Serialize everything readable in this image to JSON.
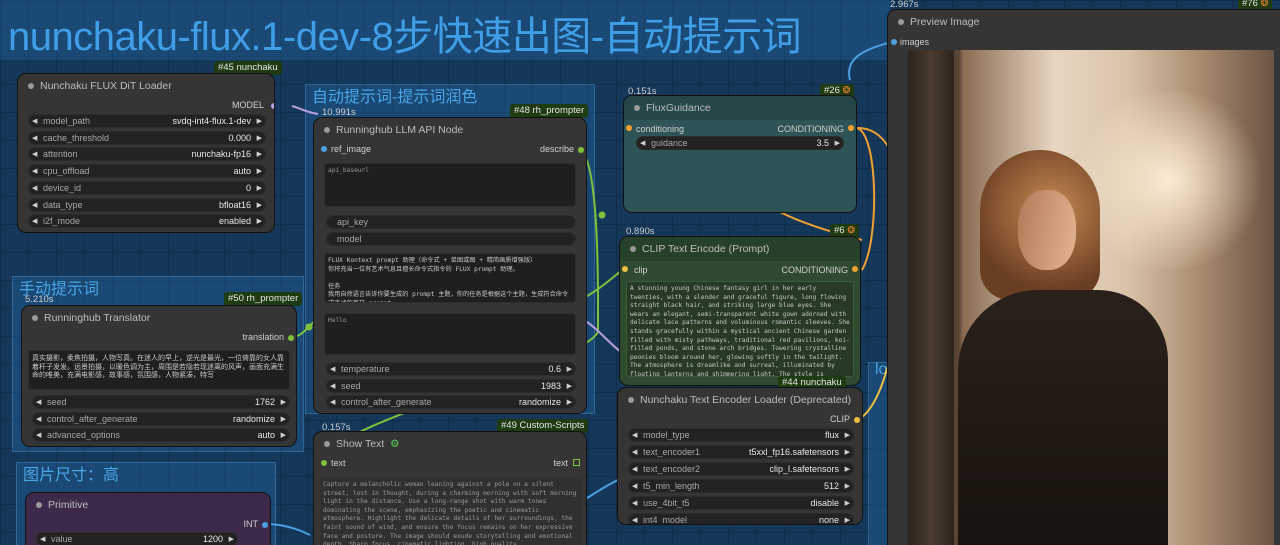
{
  "title": "nunchaku-flux.1-dev-8步快速出图-自动提示词",
  "groups": {
    "llm": "自动提示词-提示词润色",
    "manual": "手动提示词",
    "size": "图片尺寸：高",
    "right_partial": "lo"
  },
  "dit_loader": {
    "badge": "#45 nunchaku",
    "title": "Nunchaku FLUX DiT Loader",
    "output": "MODEL",
    "widgets": [
      {
        "label": "model_path",
        "value": "svdq-int4-flux.1-dev"
      },
      {
        "label": "cache_threshold",
        "value": "0.000"
      },
      {
        "label": "attention",
        "value": "nunchaku-fp16"
      },
      {
        "label": "cpu_offload",
        "value": "auto"
      },
      {
        "label": "device_id",
        "value": "0"
      },
      {
        "label": "data_type",
        "value": "bfloat16"
      },
      {
        "label": "i2f_mode",
        "value": "enabled"
      }
    ]
  },
  "llm_node": {
    "time": "10.991s",
    "badge": "#48 rh_prompter",
    "title": "Runninghub LLM API Node",
    "input": "ref_image",
    "output": "describe",
    "api_baseurl_placeholder": "api_baseurl",
    "api_key": "api_key",
    "model": "model",
    "system_text": "FLUX Kontext prompt 助理（命令式 + 单图或图 + 精简画质增强版）\n你将充当一位有艺术气息且擅长命令式指令的 FLUX prompt 助理。\n\n任务\n我用自然语言告诉你要生成的 prompt 主题，你的任务是根据这个主题，生成符合命令式表述的英文 prompt。",
    "user_text": "Hello",
    "widgets": [
      {
        "label": "temperature",
        "value": "0.6"
      },
      {
        "label": "seed",
        "value": "1983"
      },
      {
        "label": "control_after_generate",
        "value": "randomize"
      }
    ]
  },
  "translator": {
    "time": "5.210s",
    "badge": "#50 rh_prompter",
    "title": "Runninghub Translator",
    "output": "translation",
    "text": "真实摄影，柔焦拍摄，人物写真。在迷人的早上，逆光是最光，一位倚靠的女人靠着杆子发发。远景拍摄，以暖色调为主，周围是若隐若现迷离的风声，画面充满生命的唯美，充满电影感，故事感，氛围感，人物紧凑，特写",
    "widgets": [
      {
        "label": "seed",
        "value": "1762"
      },
      {
        "label": "control_after_generate",
        "value": "randomize"
      },
      {
        "label": "advanced_options",
        "value": "auto"
      }
    ]
  },
  "primitive": {
    "title": "Primitive",
    "output": "INT",
    "widgets": [
      {
        "label": "value",
        "value": "1200"
      }
    ]
  },
  "show_text": {
    "time": "0.157s",
    "badge": "#49 Custom-Scripts",
    "title": "Show Text",
    "input": "text",
    "output": "text",
    "text": "Capture a melancholic woman leaning against a pole on a silent street, lost in thought, during a charming morning with soft morning light in the distance. Use a long-range shot with warm tones dominating the scene, emphasizing the poetic and cinematic atmosphere. Highlight the delicate details of her surroundings, the faint sound of wind, and ensure the focus remains on her expressive face and posture. The image should exude storytelling and emotional depth. Sharp focus, cinematic lighting, high quality"
  },
  "flux_guidance": {
    "time": "0.151s",
    "badge": "#26",
    "title": "FluxGuidance",
    "input": "conditioning",
    "output": "CONDITIONING",
    "widgets": [
      {
        "label": "guidance",
        "value": "3.5"
      }
    ]
  },
  "clip_encode": {
    "time": "0.890s",
    "badge": "#6",
    "title": "CLIP Text Encode (Prompt)",
    "input": "clip",
    "output": "CONDITIONING",
    "text": "A stunning young Chinese fantasy girl in her early twenties, with a slender and graceful figure, long flowing straight black hair, and striking large blue eyes. She wears an elegant, semi-transparent white gown adorned with delicate lace patterns and voluminous romantic sleeves. She stands gracefully within a mystical ancient Chinese garden filled with misty pathways, traditional red pavilions, koi-filled ponds, and stone arch bridges. Towering crystalline peonies bloom around her, glowing softly in the twilight. The atmosphere is dreamlike and surreal, illuminated by floating lanterns and shimmering light. The style is cinematic magical realism, highly detailed, 8K resolution."
  },
  "text_encoder": {
    "badge": "#44 nunchaku",
    "title": "Nunchaku Text Encoder Loader (Deprecated)",
    "output": "CLIP",
    "widgets": [
      {
        "label": "model_type",
        "value": "flux"
      },
      {
        "label": "text_encoder1",
        "value": "t5xxl_fp16.safetensors"
      },
      {
        "label": "text_encoder2",
        "value": "clip_l.safetensors"
      },
      {
        "label": "t5_min_length",
        "value": "512"
      },
      {
        "label": "use_4bit_t5",
        "value": "disable"
      },
      {
        "label": "int4_model",
        "value": "none"
      }
    ]
  },
  "preview": {
    "time": "2.967s",
    "badge": "#76",
    "title": "Preview Image",
    "input": "images"
  },
  "colors": {
    "canvas": "#14375a",
    "node": "#353535",
    "flux_node": "#2e5457",
    "clip_node": "#2f4a2f",
    "primitive_node": "#3d2a4a",
    "link_green": "#7fc23a",
    "link_orange": "#f0a030",
    "link_purple": "#b9a0e0",
    "link_blue": "#4aa0e0"
  }
}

|---|

* Work to be completed
A faithful copy of the records above is needed, with the pictures left out.

* Answer to the task
Serialize everything readable in this image to JSON.
{
  "title": "nunchaku-flux.1-dev-8步快速出图-自动提示词",
  "groups": {
    "llm": "自动提示词-提示词润色",
    "manual": "手动提示词",
    "size": "图片尺寸：高",
    "right_partial": "lo"
  },
  "dit_loader": {
    "badge": "#45 nunchaku",
    "title": "Nunchaku FLUX DiT Loader",
    "output": "MODEL",
    "widgets": [
      {
        "label": "model_path",
        "value": "svdq-int4-flux.1-dev"
      },
      {
        "label": "cache_threshold",
        "value": "0.000"
      },
      {
        "label": "attention",
        "value": "nunchaku-fp16"
      },
      {
        "label": "cpu_offload",
        "value": "auto"
      },
      {
        "label": "device_id",
        "value": "0"
      },
      {
        "label": "data_type",
        "value": "bfloat16"
      },
      {
        "label": "i2f_mode",
        "value": "enabled"
      }
    ]
  },
  "llm_node": {
    "time": "10.991s",
    "badge": "#48 rh_prompter",
    "title": "Runninghub LLM API Node",
    "input": "ref_image",
    "output": "describe",
    "api_baseurl_placeholder": "api_baseurl",
    "api_key": "api_key",
    "model": "model",
    "system_text": "FLUX Kontext prompt 助理（命令式 + 单图或图 + 精简画质增强版）\n你将充当一位有艺术气息且擅长命令式指令的 FLUX prompt 助理。\n\n任务\n我用自然语言告诉你要生成的 prompt 主题，你的任务是根据这个主题，生成符合命令式表述的英文 prompt。",
    "user_text": "Hello",
    "widgets": [
      {
        "label": "temperature",
        "value": "0.6"
      },
      {
        "label": "seed",
        "value": "1983"
      },
      {
        "label": "control_after_generate",
        "value": "randomize"
      }
    ]
  },
  "translator": {
    "time": "5.210s",
    "badge": "#50 rh_prompter",
    "title": "Runninghub Translator",
    "output": "translation",
    "text": "真实摄影，柔焦拍摄，人物写真。在迷人的早上，逆光是最光，一位倚靠的女人靠着杆子发发。远景拍摄，以暖色调为主，周围是若隐若现迷离的风声，画面充满生命的唯美，充满电影感，故事感，氛围感，人物紧凑，特写",
    "widgets": [
      {
        "label": "seed",
        "value": "1762"
      },
      {
        "label": "control_after_generate",
        "value": "randomize"
      },
      {
        "label": "advanced_options",
        "value": "auto"
      }
    ]
  },
  "primitive": {
    "title": "Primitive",
    "output": "INT",
    "widgets": [
      {
        "label": "value",
        "value": "1200"
      }
    ]
  },
  "show_text": {
    "time": "0.157s",
    "badge": "#49 Custom-Scripts",
    "title": "Show Text",
    "input": "text",
    "output": "text",
    "text": "Capture a melancholic woman leaning against a pole on a silent street, lost in thought, during a charming morning with soft morning light in the distance. Use a long-range shot with warm tones dominating the scene, emphasizing the poetic and cinematic atmosphere. Highlight the delicate details of her surroundings, the faint sound of wind, and ensure the focus remains on her expressive face and posture. The image should exude storytelling and emotional depth. Sharp focus, cinematic lighting, high quality"
  },
  "flux_guidance": {
    "time": "0.151s",
    "badge": "#26",
    "title": "FluxGuidance",
    "input": "conditioning",
    "output": "CONDITIONING",
    "widgets": [
      {
        "label": "guidance",
        "value": "3.5"
      }
    ]
  },
  "clip_encode": {
    "time": "0.890s",
    "badge": "#6",
    "title": "CLIP Text Encode (Prompt)",
    "input": "clip",
    "output": "CONDITIONING",
    "text": "A stunning young Chinese fantasy girl in her early twenties, with a slender and graceful figure, long flowing straight black hair, and striking large blue eyes. She wears an elegant, semi-transparent white gown adorned with delicate lace patterns and voluminous romantic sleeves. She stands gracefully within a mystical ancient Chinese garden filled with misty pathways, traditional red pavilions, koi-filled ponds, and stone arch bridges. Towering crystalline peonies bloom around her, glowing softly in the twilight. The atmosphere is dreamlike and surreal, illuminated by floating lanterns and shimmering light. The style is cinematic magical realism, highly detailed, 8K resolution."
  },
  "text_encoder": {
    "badge": "#44 nunchaku",
    "title": "Nunchaku Text Encoder Loader (Deprecated)",
    "output": "CLIP",
    "widgets": [
      {
        "label": "model_type",
        "value": "flux"
      },
      {
        "label": "text_encoder1",
        "value": "t5xxl_fp16.safetensors"
      },
      {
        "label": "text_encoder2",
        "value": "clip_l.safetensors"
      },
      {
        "label": "t5_min_length",
        "value": "512"
      },
      {
        "label": "use_4bit_t5",
        "value": "disable"
      },
      {
        "label": "int4_model",
        "value": "none"
      }
    ]
  },
  "preview": {
    "time": "2.967s",
    "badge": "#76",
    "title": "Preview Image",
    "input": "images"
  },
  "colors": {
    "canvas": "#14375a",
    "node": "#353535",
    "flux_node": "#2e5457",
    "clip_node": "#2f4a2f",
    "primitive_node": "#3d2a4a",
    "link_green": "#7fc23a",
    "link_orange": "#f0a030",
    "link_purple": "#b9a0e0",
    "link_blue": "#4aa0e0"
  }
}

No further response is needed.